** begin EXERCISE DATA **
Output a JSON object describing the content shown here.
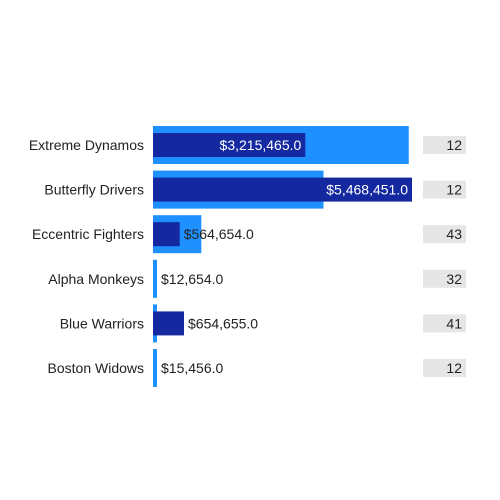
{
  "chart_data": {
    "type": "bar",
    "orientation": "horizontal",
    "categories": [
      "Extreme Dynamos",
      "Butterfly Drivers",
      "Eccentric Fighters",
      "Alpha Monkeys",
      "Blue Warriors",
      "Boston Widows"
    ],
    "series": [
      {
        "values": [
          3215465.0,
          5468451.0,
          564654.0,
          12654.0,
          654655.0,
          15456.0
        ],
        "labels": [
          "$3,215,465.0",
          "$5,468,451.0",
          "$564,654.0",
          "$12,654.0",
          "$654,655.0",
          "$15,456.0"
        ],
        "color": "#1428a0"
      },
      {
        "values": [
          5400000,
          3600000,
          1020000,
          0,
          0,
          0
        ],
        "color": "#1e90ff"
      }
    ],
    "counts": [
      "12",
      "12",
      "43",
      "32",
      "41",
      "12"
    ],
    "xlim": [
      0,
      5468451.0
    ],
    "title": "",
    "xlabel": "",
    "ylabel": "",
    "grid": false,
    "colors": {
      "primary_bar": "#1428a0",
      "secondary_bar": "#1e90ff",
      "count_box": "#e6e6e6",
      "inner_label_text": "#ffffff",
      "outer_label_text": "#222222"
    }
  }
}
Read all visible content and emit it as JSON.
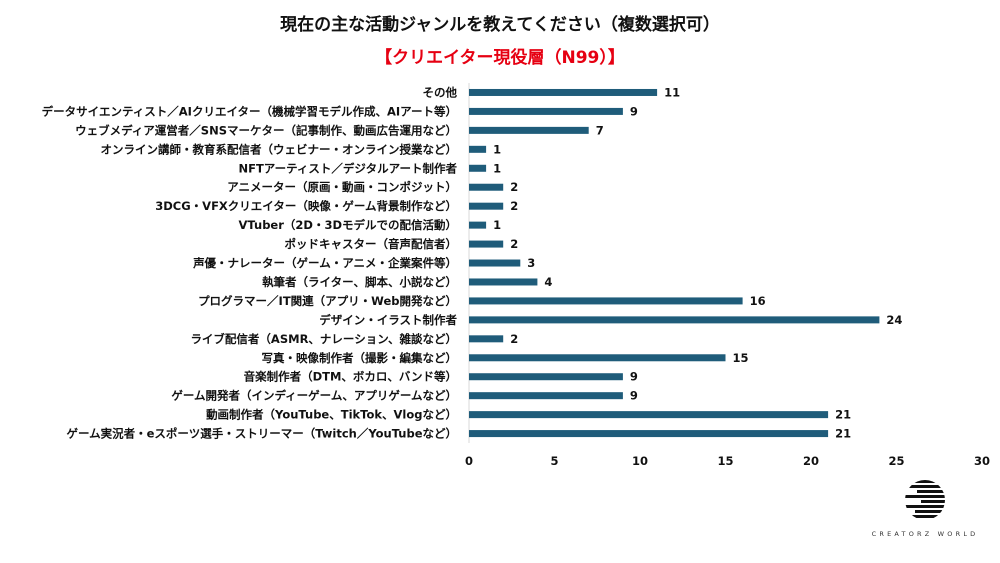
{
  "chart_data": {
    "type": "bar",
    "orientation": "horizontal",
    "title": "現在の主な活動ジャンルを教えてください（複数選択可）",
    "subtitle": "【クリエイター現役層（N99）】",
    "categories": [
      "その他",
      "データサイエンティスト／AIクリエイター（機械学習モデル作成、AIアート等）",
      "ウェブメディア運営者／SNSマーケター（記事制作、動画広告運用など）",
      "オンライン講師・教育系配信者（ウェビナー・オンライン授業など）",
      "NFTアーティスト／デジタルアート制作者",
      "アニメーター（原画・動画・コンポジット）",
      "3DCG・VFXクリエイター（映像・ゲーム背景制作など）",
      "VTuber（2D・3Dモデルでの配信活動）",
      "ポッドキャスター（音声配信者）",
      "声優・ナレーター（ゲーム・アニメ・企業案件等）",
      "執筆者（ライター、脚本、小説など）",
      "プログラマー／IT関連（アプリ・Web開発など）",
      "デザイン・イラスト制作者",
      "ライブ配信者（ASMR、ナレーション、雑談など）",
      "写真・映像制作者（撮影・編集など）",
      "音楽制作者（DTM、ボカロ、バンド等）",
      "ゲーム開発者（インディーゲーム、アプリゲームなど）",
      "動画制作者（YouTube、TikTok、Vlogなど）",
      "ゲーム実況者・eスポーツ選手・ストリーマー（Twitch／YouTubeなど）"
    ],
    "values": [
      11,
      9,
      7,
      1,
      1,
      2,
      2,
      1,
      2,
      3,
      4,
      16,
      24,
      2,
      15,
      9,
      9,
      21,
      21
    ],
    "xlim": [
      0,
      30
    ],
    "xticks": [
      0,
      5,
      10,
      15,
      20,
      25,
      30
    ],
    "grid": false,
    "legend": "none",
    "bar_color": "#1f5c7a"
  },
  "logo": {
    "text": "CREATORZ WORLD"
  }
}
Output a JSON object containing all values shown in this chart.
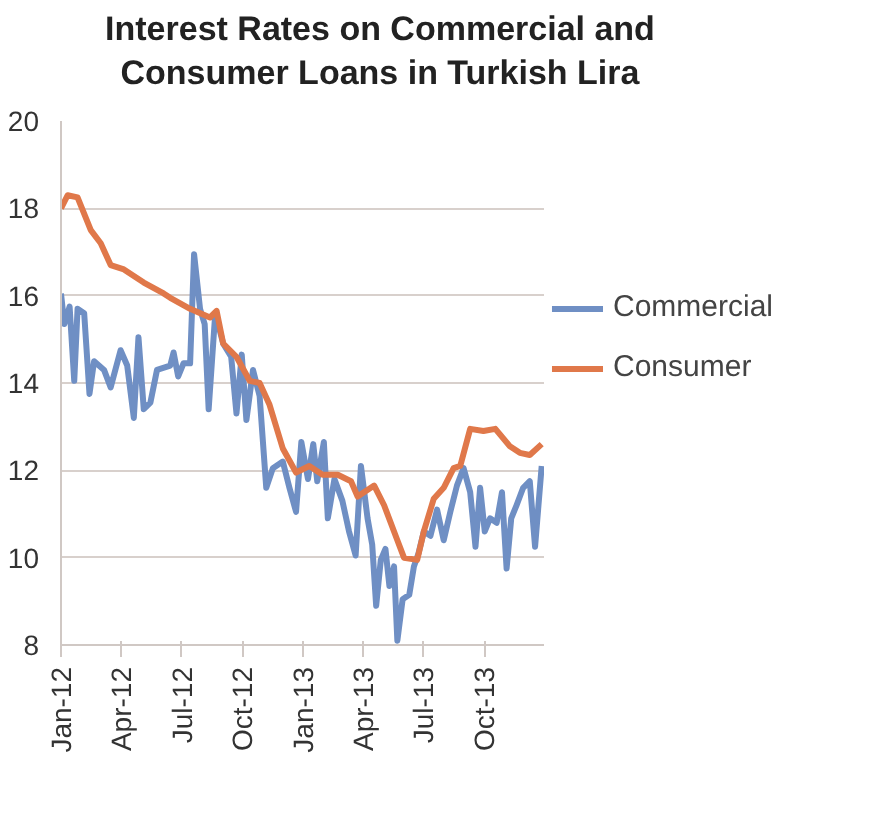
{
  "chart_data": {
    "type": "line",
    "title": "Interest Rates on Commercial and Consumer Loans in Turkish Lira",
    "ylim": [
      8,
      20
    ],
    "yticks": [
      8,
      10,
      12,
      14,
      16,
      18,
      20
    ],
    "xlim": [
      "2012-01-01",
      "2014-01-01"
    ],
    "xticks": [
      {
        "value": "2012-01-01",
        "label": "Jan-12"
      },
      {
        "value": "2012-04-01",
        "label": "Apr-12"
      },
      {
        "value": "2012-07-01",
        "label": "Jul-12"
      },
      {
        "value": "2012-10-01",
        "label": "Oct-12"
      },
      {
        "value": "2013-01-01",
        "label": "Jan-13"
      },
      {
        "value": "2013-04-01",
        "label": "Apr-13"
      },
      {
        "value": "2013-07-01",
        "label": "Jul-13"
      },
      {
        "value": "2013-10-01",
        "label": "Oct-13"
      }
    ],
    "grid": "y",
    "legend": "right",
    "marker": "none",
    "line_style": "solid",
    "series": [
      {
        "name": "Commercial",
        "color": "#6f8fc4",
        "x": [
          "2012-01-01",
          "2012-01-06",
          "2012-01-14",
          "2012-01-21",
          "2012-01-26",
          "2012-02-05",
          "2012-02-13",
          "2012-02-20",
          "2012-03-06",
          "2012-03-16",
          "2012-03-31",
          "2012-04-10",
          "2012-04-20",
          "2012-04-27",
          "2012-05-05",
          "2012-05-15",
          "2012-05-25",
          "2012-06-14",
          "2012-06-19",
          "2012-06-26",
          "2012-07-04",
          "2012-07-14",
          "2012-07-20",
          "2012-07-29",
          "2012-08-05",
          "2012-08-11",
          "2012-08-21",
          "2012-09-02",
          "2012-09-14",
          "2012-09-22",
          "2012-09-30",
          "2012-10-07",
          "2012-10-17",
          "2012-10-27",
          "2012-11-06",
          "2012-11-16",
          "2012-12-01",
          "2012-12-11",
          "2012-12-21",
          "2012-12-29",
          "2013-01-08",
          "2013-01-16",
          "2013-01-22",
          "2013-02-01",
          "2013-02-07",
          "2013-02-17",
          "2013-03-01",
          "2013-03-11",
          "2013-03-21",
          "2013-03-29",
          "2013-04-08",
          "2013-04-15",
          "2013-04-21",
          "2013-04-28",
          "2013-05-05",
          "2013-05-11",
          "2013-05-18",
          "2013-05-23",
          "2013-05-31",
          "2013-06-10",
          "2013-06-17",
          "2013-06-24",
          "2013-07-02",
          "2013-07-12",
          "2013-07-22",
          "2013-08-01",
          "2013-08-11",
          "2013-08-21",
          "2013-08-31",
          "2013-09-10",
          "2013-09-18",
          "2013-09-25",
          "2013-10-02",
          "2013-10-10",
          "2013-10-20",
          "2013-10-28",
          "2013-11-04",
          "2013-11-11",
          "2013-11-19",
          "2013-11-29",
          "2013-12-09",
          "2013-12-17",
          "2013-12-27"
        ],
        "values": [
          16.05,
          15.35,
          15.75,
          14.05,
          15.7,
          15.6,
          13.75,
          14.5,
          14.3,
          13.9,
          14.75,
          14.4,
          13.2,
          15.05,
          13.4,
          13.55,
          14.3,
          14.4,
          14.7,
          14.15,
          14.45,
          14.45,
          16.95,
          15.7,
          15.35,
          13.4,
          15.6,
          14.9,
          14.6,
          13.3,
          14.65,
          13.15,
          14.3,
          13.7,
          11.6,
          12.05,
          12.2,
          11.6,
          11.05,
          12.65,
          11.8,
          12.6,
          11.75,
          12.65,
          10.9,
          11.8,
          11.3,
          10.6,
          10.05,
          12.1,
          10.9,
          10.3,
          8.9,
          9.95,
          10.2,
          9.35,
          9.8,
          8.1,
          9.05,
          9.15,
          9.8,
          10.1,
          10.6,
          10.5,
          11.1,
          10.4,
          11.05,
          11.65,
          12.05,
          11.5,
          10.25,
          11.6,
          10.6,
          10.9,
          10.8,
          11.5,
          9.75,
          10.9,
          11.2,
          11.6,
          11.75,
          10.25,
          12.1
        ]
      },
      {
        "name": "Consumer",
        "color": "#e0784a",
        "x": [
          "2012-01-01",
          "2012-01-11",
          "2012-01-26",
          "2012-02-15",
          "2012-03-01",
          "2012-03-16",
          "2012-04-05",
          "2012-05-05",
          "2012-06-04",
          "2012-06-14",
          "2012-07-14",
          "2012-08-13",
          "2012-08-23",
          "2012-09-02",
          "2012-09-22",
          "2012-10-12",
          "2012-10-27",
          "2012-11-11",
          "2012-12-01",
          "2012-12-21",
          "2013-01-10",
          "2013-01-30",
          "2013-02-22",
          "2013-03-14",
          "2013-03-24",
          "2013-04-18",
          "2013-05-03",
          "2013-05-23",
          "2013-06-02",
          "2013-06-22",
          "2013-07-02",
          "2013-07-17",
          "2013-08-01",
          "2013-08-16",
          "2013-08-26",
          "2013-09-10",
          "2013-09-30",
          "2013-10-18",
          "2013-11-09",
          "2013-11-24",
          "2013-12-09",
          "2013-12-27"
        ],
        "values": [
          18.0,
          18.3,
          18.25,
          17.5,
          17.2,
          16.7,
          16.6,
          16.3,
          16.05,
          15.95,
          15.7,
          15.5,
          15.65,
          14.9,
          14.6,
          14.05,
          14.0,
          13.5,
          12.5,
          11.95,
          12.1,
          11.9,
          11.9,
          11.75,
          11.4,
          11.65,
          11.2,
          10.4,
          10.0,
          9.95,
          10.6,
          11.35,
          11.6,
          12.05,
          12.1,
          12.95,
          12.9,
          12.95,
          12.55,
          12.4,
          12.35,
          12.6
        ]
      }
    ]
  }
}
** end EXERCISE DATA **
Of the lines in the material above, state how many contain the string "Output"; give no other text.

2